What you are asked to do ▸
Your answer should be a single number: the count of lines that include "CTRL".

Records provided ▸
>>>>
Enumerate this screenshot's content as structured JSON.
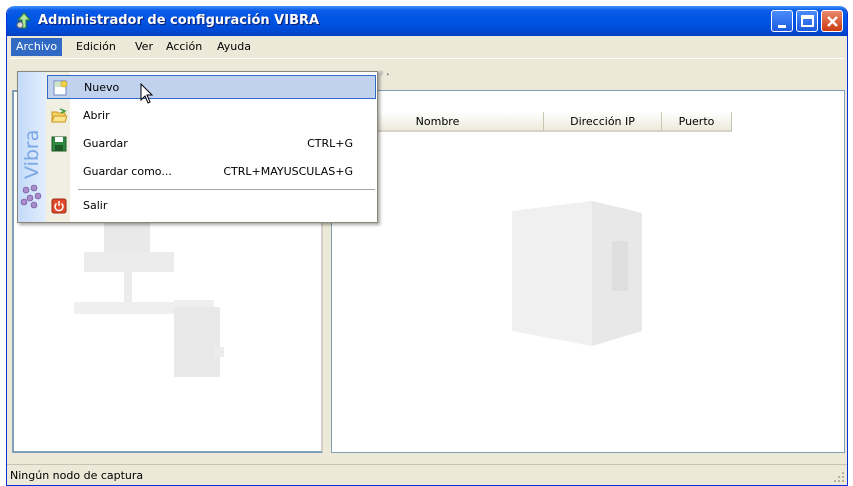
{
  "window": {
    "title": "Administrador de configuración VIBRA",
    "colors": {
      "titlebar": "#0055e5",
      "menu_highlight": "#316ac5",
      "item_hover": "#c1d2ee"
    }
  },
  "menubar": {
    "items": [
      {
        "label": "Archivo",
        "active": true
      },
      {
        "label": "Edición"
      },
      {
        "label": "Ver"
      },
      {
        "label": "Acción"
      },
      {
        "label": "Ayuda"
      }
    ]
  },
  "file_menu": {
    "side_label": "Vibra",
    "items": [
      {
        "label": "Nuevo",
        "shortcut": "",
        "icon": "new-document-icon",
        "highlighted": true
      },
      {
        "label": "Abrir",
        "shortcut": "",
        "icon": "open-folder-icon"
      },
      {
        "label": "Guardar",
        "shortcut": "CTRL+G",
        "icon": "save-disk-icon"
      },
      {
        "label": "Guardar como...",
        "shortcut": "CTRL+MAYUSCULAS+G",
        "icon": ""
      },
      {
        "label": "Salir",
        "shortcut": "",
        "icon": "power-exit-icon"
      }
    ]
  },
  "list": {
    "columns": [
      "Nombre",
      "Dirección IP",
      "Puerto"
    ],
    "rows": []
  },
  "status": {
    "text": "Ningún nodo de captura"
  }
}
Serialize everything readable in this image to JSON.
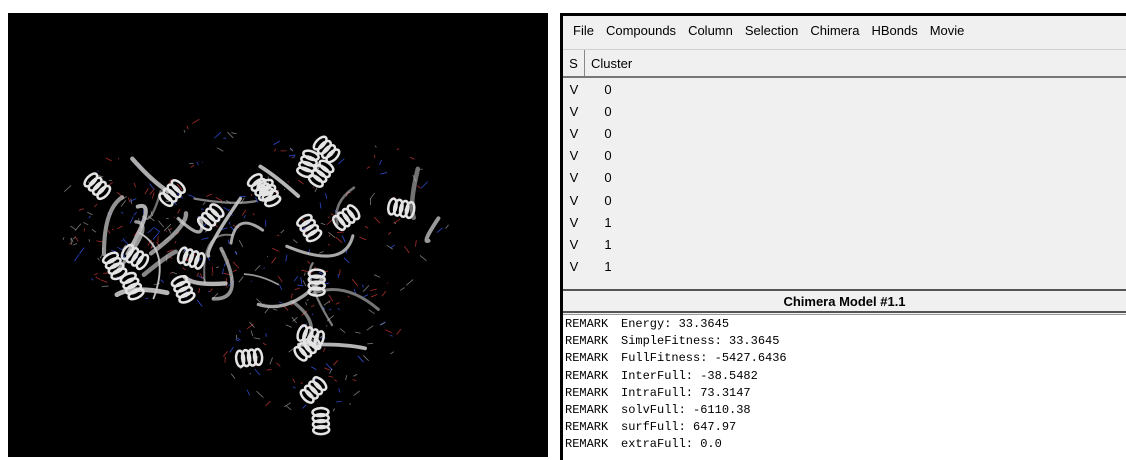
{
  "viewer": {
    "background": "#000000",
    "ribbon_color": "#c8c8c8",
    "atom_colors": [
      "#3a5cff",
      "#d23a3a",
      "#9a9a9a"
    ]
  },
  "menubar": {
    "items": [
      "File",
      "Compounds",
      "Column",
      "Selection",
      "Chimera",
      "HBonds",
      "Movie"
    ]
  },
  "table": {
    "columns": [
      "S",
      "Cluster"
    ],
    "rows": [
      {
        "s": "V",
        "cluster": "0"
      },
      {
        "s": "V",
        "cluster": "0"
      },
      {
        "s": "V",
        "cluster": "0"
      },
      {
        "s": "V",
        "cluster": "0"
      },
      {
        "s": "V",
        "cluster": "0"
      },
      {
        "s": "V",
        "cluster": "0"
      },
      {
        "s": "V",
        "cluster": "1"
      },
      {
        "s": "V",
        "cluster": "1"
      },
      {
        "s": "V",
        "cluster": "1"
      }
    ]
  },
  "model_title": "Chimera Model #1.1",
  "remarks": [
    {
      "tag": "REMARK",
      "text": "Energy: 33.3645"
    },
    {
      "tag": "REMARK",
      "text": "SimpleFitness: 33.3645"
    },
    {
      "tag": "REMARK",
      "text": "FullFitness: -5427.6436"
    },
    {
      "tag": "REMARK",
      "text": "InterFull: -38.5482"
    },
    {
      "tag": "REMARK",
      "text": "IntraFull: 73.3147"
    },
    {
      "tag": "REMARK",
      "text": "solvFull: -6110.38"
    },
    {
      "tag": "REMARK",
      "text": "surfFull: 647.97"
    },
    {
      "tag": "REMARK",
      "text": "extraFull: 0.0"
    }
  ]
}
<<<<
Reply ▸
2